◆ **Extracted records**:

● ● ● ● ●

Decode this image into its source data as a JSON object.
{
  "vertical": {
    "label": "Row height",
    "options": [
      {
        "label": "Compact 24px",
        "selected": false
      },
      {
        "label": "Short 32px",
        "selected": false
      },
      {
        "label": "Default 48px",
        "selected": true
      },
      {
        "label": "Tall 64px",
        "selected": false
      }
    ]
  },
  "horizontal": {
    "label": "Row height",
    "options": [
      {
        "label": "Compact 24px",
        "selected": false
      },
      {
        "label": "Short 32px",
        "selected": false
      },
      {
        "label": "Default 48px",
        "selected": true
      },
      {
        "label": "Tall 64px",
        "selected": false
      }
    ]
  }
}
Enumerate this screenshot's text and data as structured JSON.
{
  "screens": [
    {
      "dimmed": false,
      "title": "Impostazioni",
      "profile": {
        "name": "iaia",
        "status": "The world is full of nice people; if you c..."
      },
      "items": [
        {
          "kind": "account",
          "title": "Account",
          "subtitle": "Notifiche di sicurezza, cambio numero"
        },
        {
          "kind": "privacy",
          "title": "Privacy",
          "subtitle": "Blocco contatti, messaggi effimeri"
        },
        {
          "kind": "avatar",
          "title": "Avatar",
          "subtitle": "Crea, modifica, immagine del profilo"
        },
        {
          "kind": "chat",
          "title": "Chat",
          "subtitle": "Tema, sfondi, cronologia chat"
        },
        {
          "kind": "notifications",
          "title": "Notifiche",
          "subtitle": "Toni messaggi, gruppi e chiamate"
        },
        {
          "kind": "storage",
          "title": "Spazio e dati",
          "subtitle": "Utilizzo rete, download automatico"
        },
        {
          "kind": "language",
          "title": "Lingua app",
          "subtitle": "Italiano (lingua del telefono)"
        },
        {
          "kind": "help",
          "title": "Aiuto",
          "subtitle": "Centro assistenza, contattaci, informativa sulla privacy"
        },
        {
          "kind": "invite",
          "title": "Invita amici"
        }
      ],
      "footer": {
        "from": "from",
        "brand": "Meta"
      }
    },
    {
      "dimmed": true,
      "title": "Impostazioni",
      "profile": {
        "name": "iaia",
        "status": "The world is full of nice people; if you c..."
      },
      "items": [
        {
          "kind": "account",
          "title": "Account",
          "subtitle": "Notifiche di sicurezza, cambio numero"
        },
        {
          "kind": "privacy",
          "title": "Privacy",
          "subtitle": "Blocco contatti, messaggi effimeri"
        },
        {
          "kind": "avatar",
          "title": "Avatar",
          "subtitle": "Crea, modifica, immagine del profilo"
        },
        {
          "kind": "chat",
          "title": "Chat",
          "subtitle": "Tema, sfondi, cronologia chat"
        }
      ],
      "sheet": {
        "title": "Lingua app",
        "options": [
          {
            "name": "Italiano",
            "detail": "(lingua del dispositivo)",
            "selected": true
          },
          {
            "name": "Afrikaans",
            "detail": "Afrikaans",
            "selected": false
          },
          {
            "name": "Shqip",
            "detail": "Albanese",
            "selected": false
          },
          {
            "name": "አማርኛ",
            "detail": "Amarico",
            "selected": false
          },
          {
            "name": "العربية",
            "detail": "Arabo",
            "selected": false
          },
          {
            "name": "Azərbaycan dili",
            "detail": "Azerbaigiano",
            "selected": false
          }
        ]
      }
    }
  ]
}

● ● ● ● ●

◆ **Task objective**:
Search the data above for the string "name" and return every line that has it.

◆ **Output of the exercise**:
        "name": "iaia",
        "name": "iaia",
            "name": "Italiano",
            "name": "Afrikaans",
            "name": "Shqip",
            "name": "አማርኛ",
            "name": "العربية",
            "name": "Azərbaycan dili",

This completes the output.